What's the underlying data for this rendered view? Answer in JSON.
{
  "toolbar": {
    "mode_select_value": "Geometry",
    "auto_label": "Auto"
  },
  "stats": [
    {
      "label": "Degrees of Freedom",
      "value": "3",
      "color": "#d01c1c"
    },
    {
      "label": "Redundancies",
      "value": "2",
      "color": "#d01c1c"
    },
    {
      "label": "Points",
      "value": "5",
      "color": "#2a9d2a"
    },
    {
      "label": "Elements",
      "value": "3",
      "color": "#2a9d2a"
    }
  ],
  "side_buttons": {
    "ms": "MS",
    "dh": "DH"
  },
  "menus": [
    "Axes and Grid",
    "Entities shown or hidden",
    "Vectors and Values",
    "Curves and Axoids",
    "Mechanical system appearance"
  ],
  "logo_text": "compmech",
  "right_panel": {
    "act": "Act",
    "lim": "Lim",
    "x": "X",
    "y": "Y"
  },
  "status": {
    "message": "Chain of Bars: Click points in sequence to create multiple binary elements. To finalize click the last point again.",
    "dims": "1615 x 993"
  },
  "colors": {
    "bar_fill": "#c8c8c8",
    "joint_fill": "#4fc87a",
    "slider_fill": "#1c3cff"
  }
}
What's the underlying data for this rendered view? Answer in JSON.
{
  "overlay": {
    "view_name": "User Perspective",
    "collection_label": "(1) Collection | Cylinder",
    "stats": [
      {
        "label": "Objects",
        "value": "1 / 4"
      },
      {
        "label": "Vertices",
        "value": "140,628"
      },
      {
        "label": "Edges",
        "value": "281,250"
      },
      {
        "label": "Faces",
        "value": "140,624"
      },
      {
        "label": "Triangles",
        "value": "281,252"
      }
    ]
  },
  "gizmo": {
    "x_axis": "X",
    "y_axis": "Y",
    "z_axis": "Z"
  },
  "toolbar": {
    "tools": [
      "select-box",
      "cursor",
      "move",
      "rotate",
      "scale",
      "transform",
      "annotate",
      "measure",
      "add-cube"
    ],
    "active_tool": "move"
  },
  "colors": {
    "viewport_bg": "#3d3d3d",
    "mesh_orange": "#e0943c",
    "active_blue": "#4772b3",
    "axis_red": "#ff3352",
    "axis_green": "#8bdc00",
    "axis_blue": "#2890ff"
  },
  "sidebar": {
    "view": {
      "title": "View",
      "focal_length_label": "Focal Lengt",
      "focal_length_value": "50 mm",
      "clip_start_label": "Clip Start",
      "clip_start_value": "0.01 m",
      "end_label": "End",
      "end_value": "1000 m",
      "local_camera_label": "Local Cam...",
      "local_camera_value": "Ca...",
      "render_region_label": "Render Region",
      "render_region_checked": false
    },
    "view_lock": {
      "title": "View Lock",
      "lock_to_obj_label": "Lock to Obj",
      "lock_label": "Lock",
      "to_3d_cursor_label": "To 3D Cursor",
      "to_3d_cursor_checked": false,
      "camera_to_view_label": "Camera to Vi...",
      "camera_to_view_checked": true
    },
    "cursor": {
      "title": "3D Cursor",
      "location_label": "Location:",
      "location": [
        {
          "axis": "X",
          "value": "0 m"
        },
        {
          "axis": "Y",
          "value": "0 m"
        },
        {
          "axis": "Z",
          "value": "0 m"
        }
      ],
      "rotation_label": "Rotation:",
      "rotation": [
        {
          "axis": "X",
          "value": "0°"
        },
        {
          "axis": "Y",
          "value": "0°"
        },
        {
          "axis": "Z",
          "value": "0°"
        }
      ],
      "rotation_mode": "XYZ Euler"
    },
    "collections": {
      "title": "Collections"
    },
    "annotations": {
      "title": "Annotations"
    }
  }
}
◆ ◆ ◆ ◆ ◆
→ SET EXERCISE
Repeat every line of the records above exactly.

→ ANSWER TO THE PROBLEM
What's the underlying data for this rendered view? Answer in JSON.
{
  "toolbar": {
    "mode_select_value": "Geometry",
    "auto_label": "Auto"
  },
  "stats": [
    {
      "label": "Degrees of Freedom",
      "value": "3",
      "color": "#d01c1c"
    },
    {
      "label": "Redundancies",
      "value": "2",
      "color": "#d01c1c"
    },
    {
      "label": "Points",
      "value": "5",
      "color": "#2a9d2a"
    },
    {
      "label": "Elements",
      "value": "3",
      "color": "#2a9d2a"
    }
  ],
  "side_buttons": {
    "ms": "MS",
    "dh": "DH"
  },
  "menus": [
    "Axes and Grid",
    "Entities shown or hidden",
    "Vectors and Values",
    "Curves and Axoids",
    "Mechanical system appearance"
  ],
  "logo_text": "compmech",
  "right_panel": {
    "act": "Act",
    "lim": "Lim",
    "x": "X",
    "y": "Y"
  },
  "status": {
    "message": "Chain of Bars: Click points in sequence to create multiple binary elements. To finalize click the last point again.",
    "dims": "1615 x 993"
  },
  "colors": {
    "bar_fill": "#c8c8c8",
    "joint_fill": "#4fc87a",
    "slider_fill": "#1c3cff"
  }
}
What's the underlying data for this rendered view? Answer in JSON.
{
  "overlay": {
    "view_name": "User Perspective",
    "collection_label": "(1) Collection | Cylinder",
    "stats": [
      {
        "label": "Objects",
        "value": "1 / 4"
      },
      {
        "label": "Vertices",
        "value": "140,628"
      },
      {
        "label": "Edges",
        "value": "281,250"
      },
      {
        "label": "Faces",
        "value": "140,624"
      },
      {
        "label": "Triangles",
        "value": "281,252"
      }
    ]
  },
  "gizmo": {
    "x_axis": "X",
    "y_axis": "Y",
    "z_axis": "Z"
  },
  "toolbar": {
    "tools": [
      "select-box",
      "cursor",
      "move",
      "rotate",
      "scale",
      "transform",
      "annotate",
      "measure",
      "add-cube"
    ],
    "active_tool": "move"
  },
  "colors": {
    "viewport_bg": "#3d3d3d",
    "mesh_orange": "#e0943c",
    "active_blue": "#4772b3",
    "axis_red": "#ff3352",
    "axis_green": "#8bdc00",
    "axis_blue": "#2890ff"
  },
  "sidebar": {
    "view": {
      "title": "View",
      "focal_length_label": "Focal Lengt",
      "focal_length_value": "50 mm",
      "clip_start_label": "Clip Start",
      "clip_start_value": "0.01 m",
      "end_label": "End",
      "end_value": "1000 m",
      "local_camera_label": "Local Cam...",
      "local_camera_value": "Ca...",
      "render_region_label": "Render Region",
      "render_region_checked": false
    },
    "view_lock": {
      "title": "View Lock",
      "lock_to_obj_label": "Lock to Obj",
      "lock_label": "Lock",
      "to_3d_cursor_label": "To 3D Cursor",
      "to_3d_cursor_checked": false,
      "camera_to_view_label": "Camera to Vi...",
      "camera_to_view_checked": true
    },
    "cursor": {
      "title": "3D Cursor",
      "location_label": "Location:",
      "location": [
        {
          "axis": "X",
          "value": "0 m"
        },
        {
          "axis": "Y",
          "value": "0 m"
        },
        {
          "axis": "Z",
          "value": "0 m"
        }
      ],
      "rotation_label": "Rotation:",
      "rotation": [
        {
          "axis": "X",
          "value": "0°"
        },
        {
          "axis": "Y",
          "value": "0°"
        },
        {
          "axis": "Z",
          "value": "0°"
        }
      ],
      "rotation_mode": "XYZ Euler"
    },
    "collections": {
      "title": "Collections"
    },
    "annotations": {
      "title": "Annotations"
    }
  }
}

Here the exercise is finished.